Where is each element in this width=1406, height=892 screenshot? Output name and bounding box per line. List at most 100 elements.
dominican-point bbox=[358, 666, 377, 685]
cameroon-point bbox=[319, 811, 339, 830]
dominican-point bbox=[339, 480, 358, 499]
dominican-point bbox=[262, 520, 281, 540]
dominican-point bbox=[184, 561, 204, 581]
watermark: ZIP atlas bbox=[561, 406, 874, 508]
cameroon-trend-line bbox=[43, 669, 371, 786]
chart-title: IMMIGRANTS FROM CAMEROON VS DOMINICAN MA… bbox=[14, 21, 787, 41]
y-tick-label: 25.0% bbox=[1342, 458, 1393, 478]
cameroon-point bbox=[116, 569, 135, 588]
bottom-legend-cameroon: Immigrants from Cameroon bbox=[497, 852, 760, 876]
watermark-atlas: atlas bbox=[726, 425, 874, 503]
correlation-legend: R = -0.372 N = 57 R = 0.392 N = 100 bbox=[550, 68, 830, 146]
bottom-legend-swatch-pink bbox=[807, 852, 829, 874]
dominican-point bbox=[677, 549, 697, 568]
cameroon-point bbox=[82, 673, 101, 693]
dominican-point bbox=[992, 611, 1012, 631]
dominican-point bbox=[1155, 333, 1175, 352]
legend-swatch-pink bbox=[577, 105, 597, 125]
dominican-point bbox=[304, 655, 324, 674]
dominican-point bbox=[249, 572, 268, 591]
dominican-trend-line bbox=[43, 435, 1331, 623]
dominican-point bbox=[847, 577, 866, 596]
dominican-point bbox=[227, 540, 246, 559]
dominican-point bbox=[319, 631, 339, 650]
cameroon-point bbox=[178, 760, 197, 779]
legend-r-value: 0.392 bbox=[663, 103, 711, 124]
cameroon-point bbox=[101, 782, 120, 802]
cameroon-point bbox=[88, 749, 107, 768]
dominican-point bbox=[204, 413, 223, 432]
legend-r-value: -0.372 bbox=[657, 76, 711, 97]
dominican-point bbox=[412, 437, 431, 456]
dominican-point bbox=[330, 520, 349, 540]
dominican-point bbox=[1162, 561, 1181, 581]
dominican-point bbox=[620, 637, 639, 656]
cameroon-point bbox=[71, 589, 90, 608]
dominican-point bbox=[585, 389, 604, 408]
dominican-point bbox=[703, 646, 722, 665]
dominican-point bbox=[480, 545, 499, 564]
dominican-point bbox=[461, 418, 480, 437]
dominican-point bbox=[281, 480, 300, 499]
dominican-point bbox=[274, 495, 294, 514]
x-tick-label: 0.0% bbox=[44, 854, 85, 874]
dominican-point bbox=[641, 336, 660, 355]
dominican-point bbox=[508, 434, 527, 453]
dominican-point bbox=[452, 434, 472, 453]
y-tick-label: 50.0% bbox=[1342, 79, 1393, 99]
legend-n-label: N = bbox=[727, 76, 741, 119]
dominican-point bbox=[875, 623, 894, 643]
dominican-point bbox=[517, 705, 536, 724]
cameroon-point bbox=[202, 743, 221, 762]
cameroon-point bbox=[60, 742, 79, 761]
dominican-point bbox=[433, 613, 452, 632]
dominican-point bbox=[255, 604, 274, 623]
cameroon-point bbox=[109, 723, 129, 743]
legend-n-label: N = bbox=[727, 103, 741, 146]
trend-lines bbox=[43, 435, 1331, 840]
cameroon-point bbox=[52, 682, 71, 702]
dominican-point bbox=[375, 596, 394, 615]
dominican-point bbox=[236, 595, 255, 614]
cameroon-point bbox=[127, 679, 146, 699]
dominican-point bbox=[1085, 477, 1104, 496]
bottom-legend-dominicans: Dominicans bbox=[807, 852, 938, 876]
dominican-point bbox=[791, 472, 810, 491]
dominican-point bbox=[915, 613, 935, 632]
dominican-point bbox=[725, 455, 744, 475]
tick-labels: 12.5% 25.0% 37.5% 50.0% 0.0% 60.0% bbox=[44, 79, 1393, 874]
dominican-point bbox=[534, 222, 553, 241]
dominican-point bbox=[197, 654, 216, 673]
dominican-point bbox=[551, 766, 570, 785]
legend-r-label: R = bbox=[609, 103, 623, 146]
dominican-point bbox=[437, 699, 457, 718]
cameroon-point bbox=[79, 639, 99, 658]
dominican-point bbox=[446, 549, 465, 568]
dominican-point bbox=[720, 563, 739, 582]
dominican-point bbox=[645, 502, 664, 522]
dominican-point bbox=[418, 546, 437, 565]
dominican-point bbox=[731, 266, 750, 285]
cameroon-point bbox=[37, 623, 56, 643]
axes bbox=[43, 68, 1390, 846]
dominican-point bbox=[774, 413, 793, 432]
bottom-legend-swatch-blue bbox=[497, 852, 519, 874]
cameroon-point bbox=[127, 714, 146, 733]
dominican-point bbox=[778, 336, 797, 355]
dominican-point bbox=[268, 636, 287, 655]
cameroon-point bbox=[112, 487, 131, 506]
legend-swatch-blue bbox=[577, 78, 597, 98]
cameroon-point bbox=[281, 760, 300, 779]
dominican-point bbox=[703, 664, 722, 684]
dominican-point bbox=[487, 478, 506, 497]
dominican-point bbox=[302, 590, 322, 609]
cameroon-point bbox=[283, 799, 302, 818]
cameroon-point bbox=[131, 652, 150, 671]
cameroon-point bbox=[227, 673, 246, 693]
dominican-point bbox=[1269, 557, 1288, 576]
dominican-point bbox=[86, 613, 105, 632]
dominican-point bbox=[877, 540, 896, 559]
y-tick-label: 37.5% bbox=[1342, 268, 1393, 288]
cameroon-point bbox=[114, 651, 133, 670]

════

Rewrite every entry above, changing each "dominican-point" to "dominican-dot" and keeping everything else the same.

Where is each element in this width=1406, height=892 screenshot? Output name and bounding box per line. List at most 100 elements.
dominican-dot bbox=[358, 666, 377, 685]
cameroon-point bbox=[319, 811, 339, 830]
dominican-dot bbox=[339, 480, 358, 499]
dominican-dot bbox=[262, 520, 281, 540]
dominican-dot bbox=[184, 561, 204, 581]
watermark: ZIP atlas bbox=[561, 406, 874, 508]
cameroon-trend-line bbox=[43, 669, 371, 786]
chart-title: IMMIGRANTS FROM CAMEROON VS DOMINICAN MA… bbox=[14, 21, 787, 41]
y-tick-label: 25.0% bbox=[1342, 458, 1393, 478]
cameroon-point bbox=[116, 569, 135, 588]
bottom-legend-cameroon: Immigrants from Cameroon bbox=[497, 852, 760, 876]
watermark-atlas: atlas bbox=[726, 425, 874, 503]
correlation-legend: R = -0.372 N = 57 R = 0.392 N = 100 bbox=[550, 68, 830, 146]
bottom-legend-swatch-pink bbox=[807, 852, 829, 874]
dominican-dot bbox=[677, 549, 697, 568]
cameroon-point bbox=[82, 673, 101, 693]
dominican-dot bbox=[992, 611, 1012, 631]
dominican-dot bbox=[1155, 333, 1175, 352]
legend-swatch-pink bbox=[577, 105, 597, 125]
dominican-dot bbox=[304, 655, 324, 674]
dominican-dot bbox=[249, 572, 268, 591]
dominican-trend-line bbox=[43, 435, 1331, 623]
dominican-dot bbox=[847, 577, 866, 596]
dominican-dot bbox=[227, 540, 246, 559]
dominican-dot bbox=[319, 631, 339, 650]
cameroon-point bbox=[178, 760, 197, 779]
legend-r-value: 0.392 bbox=[663, 103, 711, 124]
cameroon-point bbox=[101, 782, 120, 802]
cameroon-point bbox=[88, 749, 107, 768]
dominican-dot bbox=[204, 413, 223, 432]
legend-r-value: -0.372 bbox=[657, 76, 711, 97]
dominican-dot bbox=[412, 437, 431, 456]
dominican-dot bbox=[330, 520, 349, 540]
dominican-dot bbox=[1162, 561, 1181, 581]
dominican-dot bbox=[620, 637, 639, 656]
cameroon-point bbox=[71, 589, 90, 608]
dominican-dot bbox=[585, 389, 604, 408]
dominican-dot bbox=[703, 646, 722, 665]
dominican-dot bbox=[480, 545, 499, 564]
dominican-dot bbox=[461, 418, 480, 437]
dominican-dot bbox=[281, 480, 300, 499]
dominican-dot bbox=[274, 495, 294, 514]
x-tick-label: 0.0% bbox=[44, 854, 85, 874]
dominican-dot bbox=[641, 336, 660, 355]
dominican-dot bbox=[508, 434, 527, 453]
dominican-dot bbox=[452, 434, 472, 453]
y-tick-label: 50.0% bbox=[1342, 79, 1393, 99]
legend-n-label: N = bbox=[727, 76, 741, 119]
dominican-dot bbox=[875, 623, 894, 643]
dominican-dot bbox=[517, 705, 536, 724]
cameroon-point bbox=[202, 743, 221, 762]
cameroon-point bbox=[60, 742, 79, 761]
dominican-dot bbox=[433, 613, 452, 632]
dominican-dot bbox=[255, 604, 274, 623]
cameroon-point bbox=[109, 723, 129, 743]
legend-n-label: N = bbox=[727, 103, 741, 146]
trend-lines bbox=[43, 435, 1331, 840]
cameroon-point bbox=[52, 682, 71, 702]
dominican-dot bbox=[375, 596, 394, 615]
dominican-dot bbox=[236, 595, 255, 614]
cameroon-point bbox=[127, 679, 146, 699]
dominican-dot bbox=[1085, 477, 1104, 496]
bottom-legend-dominicans: Dominicans bbox=[807, 852, 938, 876]
dominican-dot bbox=[791, 472, 810, 491]
dominican-dot bbox=[915, 613, 935, 632]
dominican-dot bbox=[725, 455, 744, 475]
tick-labels: 12.5% 25.0% 37.5% 50.0% 0.0% 60.0% bbox=[44, 79, 1393, 874]
dominican-dot bbox=[534, 222, 553, 241]
dominican-dot bbox=[197, 654, 216, 673]
dominican-dot bbox=[551, 766, 570, 785]
legend-r-label: R = bbox=[609, 103, 623, 146]
dominican-dot bbox=[437, 699, 457, 718]
cameroon-point bbox=[79, 639, 99, 658]
dominican-dot bbox=[446, 549, 465, 568]
dominican-dot bbox=[720, 563, 739, 582]
dominican-dot bbox=[645, 502, 664, 522]
dominican-dot bbox=[418, 546, 437, 565]
dominican-dot bbox=[731, 266, 750, 285]
cameroon-point bbox=[37, 623, 56, 643]
axes bbox=[43, 68, 1390, 846]
dominican-dot bbox=[774, 413, 793, 432]
bottom-legend-swatch-blue bbox=[497, 852, 519, 874]
cameroon-point bbox=[127, 714, 146, 733]
dominican-dot bbox=[778, 336, 797, 355]
dominican-dot bbox=[268, 636, 287, 655]
cameroon-point bbox=[112, 487, 131, 506]
legend-swatch-blue bbox=[577, 78, 597, 98]
cameroon-point bbox=[281, 760, 300, 779]
dominican-dot bbox=[703, 664, 722, 684]
dominican-dot bbox=[487, 478, 506, 497]
dominican-dot bbox=[302, 590, 322, 609]
cameroon-point bbox=[283, 799, 302, 818]
cameroon-point bbox=[131, 652, 150, 671]
cameroon-point bbox=[227, 673, 246, 693]
dominican-dot bbox=[1269, 557, 1288, 576]
dominican-dot bbox=[86, 613, 105, 632]
dominican-dot bbox=[877, 540, 896, 559]
y-tick-label: 37.5% bbox=[1342, 268, 1393, 288]
cameroon-point bbox=[114, 651, 133, 670]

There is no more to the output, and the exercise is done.